Raw data -
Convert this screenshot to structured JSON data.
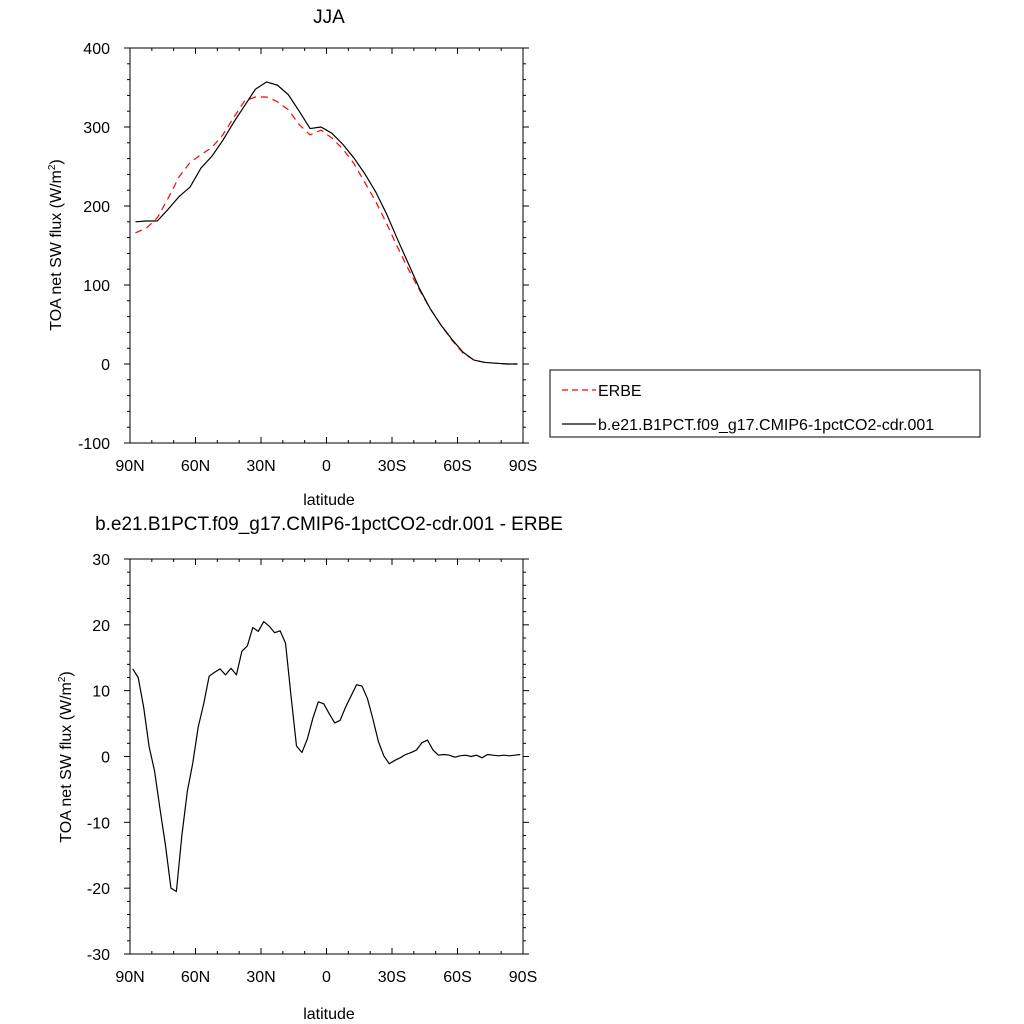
{
  "chart_data": [
    {
      "type": "line",
      "title": "JJA",
      "xlabel": "latitude",
      "ylabel": "TOA net SW flux (W/m",
      "ylabel_sup": "2",
      "ylabel_end": ")",
      "xlim": [
        90,
        -90
      ],
      "ylim": [
        -100,
        400
      ],
      "xticks": [
        90,
        60,
        30,
        0,
        -30,
        -60,
        -90
      ],
      "xtick_labels": [
        "90N",
        "60N",
        "30N",
        "0",
        "30S",
        "60S",
        "90S"
      ],
      "yticks": [
        -100,
        0,
        100,
        200,
        300,
        400
      ],
      "ytick_labels": [
        "-100",
        "0",
        "100",
        "200",
        "300",
        "400"
      ],
      "legend": "right",
      "series": [
        {
          "name": "ERBE",
          "color": "#ff0000",
          "dash": true,
          "x": [
            87.5,
            82.5,
            77.5,
            72.5,
            67.5,
            62.5,
            57.5,
            52.5,
            47.5,
            42.5,
            37.5,
            32.5,
            27.5,
            22.5,
            17.5,
            12.5,
            7.5,
            2.5,
            -2.5,
            -7.5,
            -12.5,
            -17.5,
            -22.5,
            -27.5,
            -32.5,
            -37.5,
            -42.5,
            -47.5,
            -52.5,
            -57.5,
            -62.5,
            -67.5,
            -72.5,
            -77.5,
            -82.5,
            -87.5
          ],
          "values": [
            166,
            172,
            185,
            210,
            237,
            255,
            265,
            274,
            290,
            312,
            333,
            338,
            338,
            332,
            322,
            303,
            290,
            296,
            286,
            272,
            254,
            230,
            206,
            178,
            148,
            120,
            94,
            70,
            49,
            30,
            14,
            5,
            2,
            1,
            0,
            0
          ]
        },
        {
          "name": "b.e21.B1PCT.f09_g17.CMIP6-1pctCO2-cdr.001",
          "color": "#000000",
          "dash": false,
          "x": [
            87.5,
            82.5,
            77.5,
            72.5,
            67.5,
            62.5,
            57.5,
            52.5,
            47.5,
            42.5,
            37.5,
            32.5,
            27.5,
            22.5,
            17.5,
            12.5,
            7.5,
            2.5,
            -2.5,
            -7.5,
            -12.5,
            -17.5,
            -22.5,
            -27.5,
            -32.5,
            -37.5,
            -42.5,
            -47.5,
            -52.5,
            -57.5,
            -62.5,
            -67.5,
            -72.5,
            -77.5,
            -82.5,
            -87.5
          ],
          "values": [
            180,
            181,
            181,
            196,
            212,
            224,
            248,
            263,
            283,
            306,
            327,
            348,
            357,
            353,
            341,
            320,
            298,
            300,
            292,
            278,
            261,
            241,
            218,
            190,
            158,
            127,
            96,
            70,
            49,
            31,
            15,
            5,
            2,
            1,
            0,
            0
          ]
        }
      ]
    },
    {
      "type": "line",
      "title": "b.e21.B1PCT.f09_g17.CMIP6-1pctCO2-cdr.001 - ERBE",
      "xlabel": "latitude",
      "ylabel": "TOA net SW flux (W/m",
      "ylabel_sup": "2",
      "ylabel_end": ")",
      "xlim": [
        90,
        -90
      ],
      "ylim": [
        -30,
        30
      ],
      "xticks": [
        90,
        60,
        30,
        0,
        -30,
        -60,
        -90
      ],
      "xtick_labels": [
        "90N",
        "60N",
        "30N",
        "0",
        "30S",
        "60S",
        "90S"
      ],
      "yticks": [
        -30,
        -20,
        -10,
        0,
        10,
        20,
        30
      ],
      "ytick_labels": [
        "-30",
        "-20",
        "-10",
        "0",
        "10",
        "20",
        "30"
      ],
      "series": [
        {
          "color": "#000000",
          "dash": false,
          "x": [
            88.75,
            86.25,
            83.75,
            81.25,
            78.75,
            76.25,
            73.75,
            71.25,
            68.75,
            66.25,
            63.75,
            61.25,
            58.75,
            56.25,
            53.75,
            51.25,
            48.75,
            46.25,
            43.75,
            41.25,
            38.75,
            36.25,
            33.75,
            31.25,
            28.75,
            26.25,
            23.75,
            21.25,
            18.75,
            16.25,
            13.75,
            11.25,
            8.75,
            6.25,
            3.75,
            1.25,
            -1.25,
            -3.75,
            -6.25,
            -8.75,
            -11.25,
            -13.75,
            -16.25,
            -18.75,
            -21.25,
            -23.75,
            -26.25,
            -28.75,
            -31.25,
            -33.75,
            -36.25,
            -38.75,
            -41.25,
            -43.75,
            -46.25,
            -48.75,
            -51.25,
            -53.75,
            -56.25,
            -58.75,
            -61.25,
            -63.75,
            -66.25,
            -68.75,
            -71.25,
            -73.75,
            -76.25,
            -78.75,
            -81.25,
            -83.75,
            -86.25,
            -88.75
          ],
          "values": [
            13.3,
            12,
            7.5,
            1.5,
            -2.2,
            -8,
            -13.5,
            -20,
            -20.5,
            -12,
            -5.3,
            -1,
            4.5,
            8,
            12.2,
            12.8,
            13.3,
            12.4,
            13.4,
            12.4,
            16,
            16.8,
            19.6,
            19,
            20.5,
            19.8,
            18.8,
            19.1,
            17.2,
            9.2,
            1.6,
            0.6,
            2.7,
            5.8,
            8.3,
            8,
            6.5,
            5.1,
            5.5,
            7.5,
            9.2,
            10.9,
            10.7,
            8.8,
            5.7,
            2.3,
            0.1,
            -1.1,
            -0.6,
            -0.2,
            0.3,
            0.6,
            1,
            2.1,
            2.5,
            1,
            0.2,
            0.3,
            0.2,
            -0.1,
            0.1,
            0.2,
            0,
            0.2,
            -0.2,
            0.3,
            0.2,
            0.1,
            0.2,
            0.1,
            0.2,
            0.3
          ]
        }
      ]
    }
  ]
}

Goal - Will you set down the records word for word while leaving out every picture?

Answer to this exercise -
Convert this screenshot to structured JSON data.
{
  "chart_data": [
    {
      "type": "line",
      "title": "JJA",
      "xlabel": "latitude",
      "ylabel": "TOA net SW flux (W/m",
      "ylabel_sup": "2",
      "ylabel_end": ")",
      "xlim": [
        90,
        -90
      ],
      "ylim": [
        -100,
        400
      ],
      "xticks": [
        90,
        60,
        30,
        0,
        -30,
        -60,
        -90
      ],
      "xtick_labels": [
        "90N",
        "60N",
        "30N",
        "0",
        "30S",
        "60S",
        "90S"
      ],
      "yticks": [
        -100,
        0,
        100,
        200,
        300,
        400
      ],
      "ytick_labels": [
        "-100",
        "0",
        "100",
        "200",
        "300",
        "400"
      ],
      "legend": "right",
      "series": [
        {
          "name": "ERBE",
          "color": "#ff0000",
          "dash": true,
          "x": [
            87.5,
            82.5,
            77.5,
            72.5,
            67.5,
            62.5,
            57.5,
            52.5,
            47.5,
            42.5,
            37.5,
            32.5,
            27.5,
            22.5,
            17.5,
            12.5,
            7.5,
            2.5,
            -2.5,
            -7.5,
            -12.5,
            -17.5,
            -22.5,
            -27.5,
            -32.5,
            -37.5,
            -42.5,
            -47.5,
            -52.5,
            -57.5,
            -62.5,
            -67.5,
            -72.5,
            -77.5,
            -82.5,
            -87.5
          ],
          "values": [
            166,
            172,
            185,
            210,
            237,
            255,
            265,
            274,
            290,
            312,
            333,
            338,
            338,
            332,
            322,
            303,
            290,
            296,
            286,
            272,
            254,
            230,
            206,
            178,
            148,
            120,
            94,
            70,
            49,
            30,
            14,
            5,
            2,
            1,
            0,
            0
          ]
        },
        {
          "name": "b.e21.B1PCT.f09_g17.CMIP6-1pctCO2-cdr.001",
          "color": "#000000",
          "dash": false,
          "x": [
            87.5,
            82.5,
            77.5,
            72.5,
            67.5,
            62.5,
            57.5,
            52.5,
            47.5,
            42.5,
            37.5,
            32.5,
            27.5,
            22.5,
            17.5,
            12.5,
            7.5,
            2.5,
            -2.5,
            -7.5,
            -12.5,
            -17.5,
            -22.5,
            -27.5,
            -32.5,
            -37.5,
            -42.5,
            -47.5,
            -52.5,
            -57.5,
            -62.5,
            -67.5,
            -72.5,
            -77.5,
            -82.5,
            -87.5
          ],
          "values": [
            180,
            181,
            181,
            196,
            212,
            224,
            248,
            263,
            283,
            306,
            327,
            348,
            357,
            353,
            341,
            320,
            298,
            300,
            292,
            278,
            261,
            241,
            218,
            190,
            158,
            127,
            96,
            70,
            49,
            31,
            15,
            5,
            2,
            1,
            0,
            0
          ]
        }
      ]
    },
    {
      "type": "line",
      "title": "b.e21.B1PCT.f09_g17.CMIP6-1pctCO2-cdr.001 - ERBE",
      "xlabel": "latitude",
      "ylabel": "TOA net SW flux (W/m",
      "ylabel_sup": "2",
      "ylabel_end": ")",
      "xlim": [
        90,
        -90
      ],
      "ylim": [
        -30,
        30
      ],
      "xticks": [
        90,
        60,
        30,
        0,
        -30,
        -60,
        -90
      ],
      "xtick_labels": [
        "90N",
        "60N",
        "30N",
        "0",
        "30S",
        "60S",
        "90S"
      ],
      "yticks": [
        -30,
        -20,
        -10,
        0,
        10,
        20,
        30
      ],
      "ytick_labels": [
        "-30",
        "-20",
        "-10",
        "0",
        "10",
        "20",
        "30"
      ],
      "series": [
        {
          "color": "#000000",
          "dash": false,
          "x": [
            88.75,
            86.25,
            83.75,
            81.25,
            78.75,
            76.25,
            73.75,
            71.25,
            68.75,
            66.25,
            63.75,
            61.25,
            58.75,
            56.25,
            53.75,
            51.25,
            48.75,
            46.25,
            43.75,
            41.25,
            38.75,
            36.25,
            33.75,
            31.25,
            28.75,
            26.25,
            23.75,
            21.25,
            18.75,
            16.25,
            13.75,
            11.25,
            8.75,
            6.25,
            3.75,
            1.25,
            -1.25,
            -3.75,
            -6.25,
            -8.75,
            -11.25,
            -13.75,
            -16.25,
            -18.75,
            -21.25,
            -23.75,
            -26.25,
            -28.75,
            -31.25,
            -33.75,
            -36.25,
            -38.75,
            -41.25,
            -43.75,
            -46.25,
            -48.75,
            -51.25,
            -53.75,
            -56.25,
            -58.75,
            -61.25,
            -63.75,
            -66.25,
            -68.75,
            -71.25,
            -73.75,
            -76.25,
            -78.75,
            -81.25,
            -83.75,
            -86.25,
            -88.75
          ],
          "values": [
            13.3,
            12,
            7.5,
            1.5,
            -2.2,
            -8,
            -13.5,
            -20,
            -20.5,
            -12,
            -5.3,
            -1,
            4.5,
            8,
            12.2,
            12.8,
            13.3,
            12.4,
            13.4,
            12.4,
            16,
            16.8,
            19.6,
            19,
            20.5,
            19.8,
            18.8,
            19.1,
            17.2,
            9.2,
            1.6,
            0.6,
            2.7,
            5.8,
            8.3,
            8,
            6.5,
            5.1,
            5.5,
            7.5,
            9.2,
            10.9,
            10.7,
            8.8,
            5.7,
            2.3,
            0.1,
            -1.1,
            -0.6,
            -0.2,
            0.3,
            0.6,
            1,
            2.1,
            2.5,
            1,
            0.2,
            0.3,
            0.2,
            -0.1,
            0.1,
            0.2,
            0,
            0.2,
            -0.2,
            0.3,
            0.2,
            0.1,
            0.2,
            0.1,
            0.2,
            0.3
          ]
        }
      ]
    }
  ]
}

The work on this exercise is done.